■ **Short task**:
Copy word for word the passage of the style-token speech synthesis notes that starts at "Python: '3.5.2'" and ends at "by Catherine Byers.".

■ **Text**:
──────

Reproducing: Style Tokens: Unsupervised Style Modeling, Control and Transfer in End-to-End Speech Synthesis (https://arxiv.org/pdf/1803.09017.pdf)
Python: '3.5.2'
numpy: '1.13.1'
tensorflow: '1.4'
- Data Preprocess:
- Prepare wavs and transcription
- Example format:
Blizzard_2013|CA-MP3-17-138.wav|End of Mansfield Park by Jane Austin.
Blizzard_2013|CA-MP3-17-139.wav|Performed by Catherine Byers.
...
- Make TFrecords for faster data loading:
- Check parameters in hyperparams.py
- path informations
- TFrecords partition number
- sample_rate
- fft points, hop length, window length
- mel-filter banks number
- Run:
- Check parameters in hyperparams.py
python3 make_tfrecords.py
- Train the whole network:
- Check log directory and model, summary settings in hyperparams.py
- Run:
python3 train.py
- Evaluation while training:
- (Currently only do evaluation on the first batch_size data)
- (Decoder RNN are manually "FEED_PREVIOUS" now)
- Run:
python3 eval.py
- Inference:
- Check Inference input text in hyperparams.py
- Pass reference audio path as argument
- Reference audio: an arbitary .wav file
- Directly condition on combination of GSTs is now undergoing, set below flag in infer.py
condition_on_audio = False
and set the combination weight you like - Run:
python3 infer.py [ref_audio_path]
- Inference input text example format:
0. Welcome to N. T. U. speech lab
1. Recognize speech
2. Wreck a nice beach
...
- At experiments 6-1 and 6-2, paper points out that one could SELECT some tokens, scale it and then feed this style embedding into text encoder. But at section 3.2.2, multi-head attention is used and each token is set to be 256/h dim. If so, at inference time, a selected token should have 256/h dim, but the text encoder should be fused with a 256 dim vector. And also, if one choose to use multi-head attention, then the style embedding will become some vectors'(which is the attention result of each head) concatenation passing through a linear network rather than GST's weighed sum. I do not really understand that if this is the case, can one simply SELECT some GST's combination to represent style embedding or not.
- Input phone seqs did not give better results or faster convergence speed.
- Dynamic bucketing with feed_previous decoder RNN seems not possible? (tf.split, tf.unstack, tf.shape, get_shape().as_list(), slicing... not seems to work)
- Find an adequate dataset (Blizzard 2013)
- (Failed) Implement feed_previous function in decoder RNN
- Input phone seqs instead of character seqs
- WaveNet vocoder

──────

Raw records
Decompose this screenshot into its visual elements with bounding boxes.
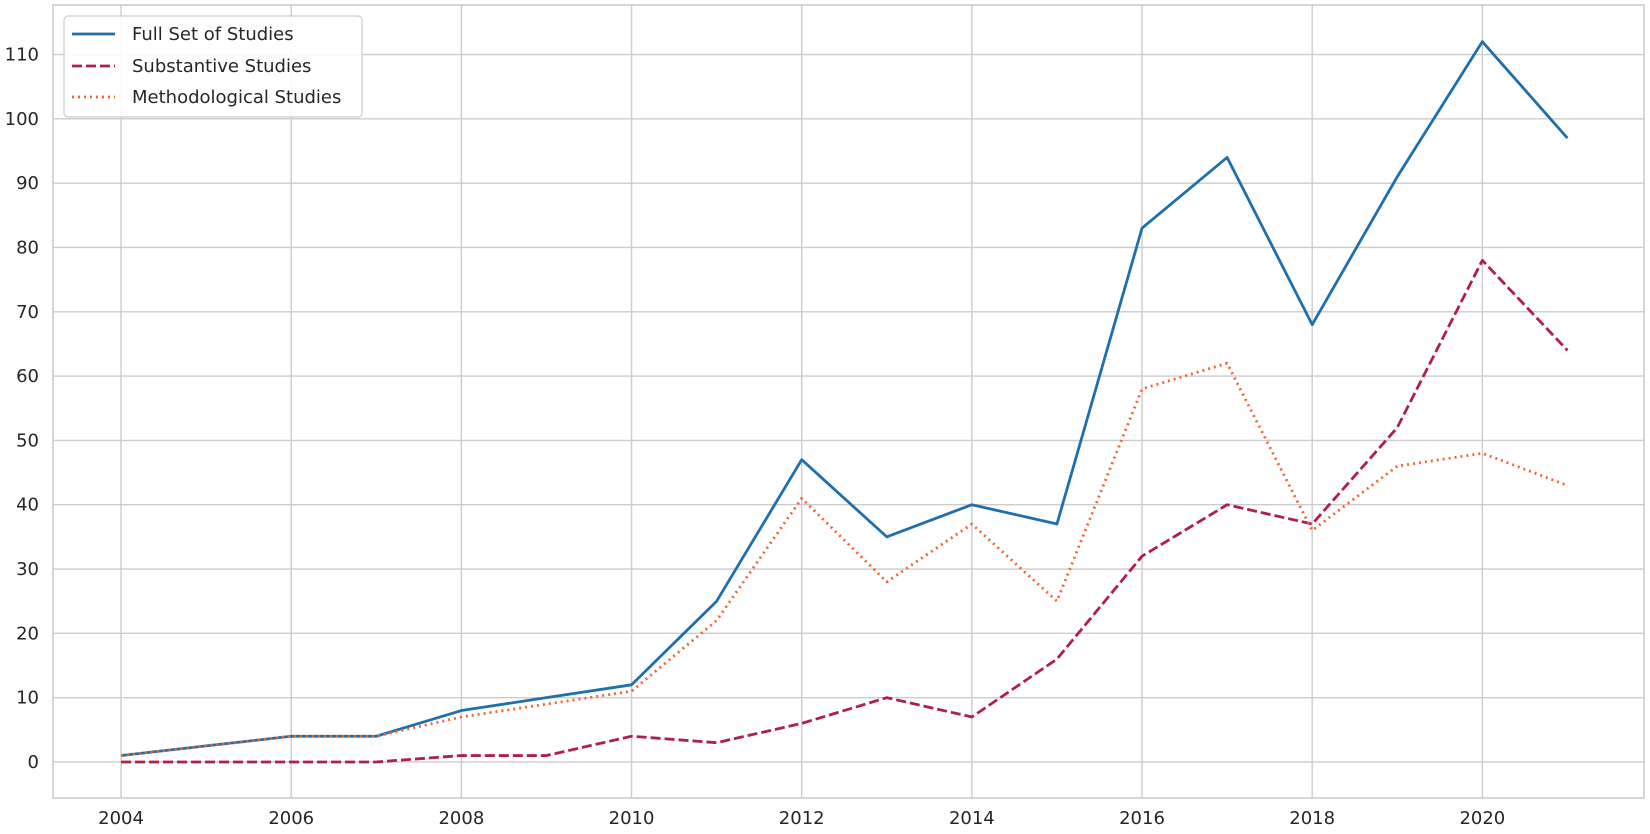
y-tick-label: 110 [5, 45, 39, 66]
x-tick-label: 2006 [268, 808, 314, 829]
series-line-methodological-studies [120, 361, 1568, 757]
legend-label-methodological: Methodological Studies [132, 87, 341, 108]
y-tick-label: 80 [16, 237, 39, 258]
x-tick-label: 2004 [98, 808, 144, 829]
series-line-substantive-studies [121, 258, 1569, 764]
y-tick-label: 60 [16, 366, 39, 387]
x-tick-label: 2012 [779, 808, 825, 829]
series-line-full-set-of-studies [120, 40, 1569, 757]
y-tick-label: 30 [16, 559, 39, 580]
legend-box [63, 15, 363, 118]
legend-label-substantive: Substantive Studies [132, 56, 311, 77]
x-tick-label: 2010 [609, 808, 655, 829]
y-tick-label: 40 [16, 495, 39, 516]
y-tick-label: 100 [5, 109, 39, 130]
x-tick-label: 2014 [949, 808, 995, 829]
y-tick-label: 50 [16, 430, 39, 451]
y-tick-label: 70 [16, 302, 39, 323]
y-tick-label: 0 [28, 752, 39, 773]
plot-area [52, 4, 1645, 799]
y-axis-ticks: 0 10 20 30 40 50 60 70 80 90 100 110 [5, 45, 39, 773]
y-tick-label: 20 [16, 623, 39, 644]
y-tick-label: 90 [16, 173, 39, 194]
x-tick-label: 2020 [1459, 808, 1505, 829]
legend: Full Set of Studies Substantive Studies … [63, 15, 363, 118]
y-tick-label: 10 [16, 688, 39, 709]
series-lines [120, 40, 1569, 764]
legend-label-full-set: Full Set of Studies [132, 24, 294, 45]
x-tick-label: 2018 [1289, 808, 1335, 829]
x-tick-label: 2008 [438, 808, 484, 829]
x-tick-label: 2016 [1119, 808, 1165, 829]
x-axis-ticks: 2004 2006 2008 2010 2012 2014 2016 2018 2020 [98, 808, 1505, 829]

──────

■ **Answer below**:
Python: '3.5.2'
numpy: '1.13.1'
tensorflow: '1.4'
- Data Preprocess:
- Prepare wavs and transcription
- Example format:
Blizzard_2013|CA-MP3-17-138.wav|End of Mansfield Park by Jane Austin.
Blizzard_2013|CA-MP3-17-139.wav|Performed by Catherine Byers.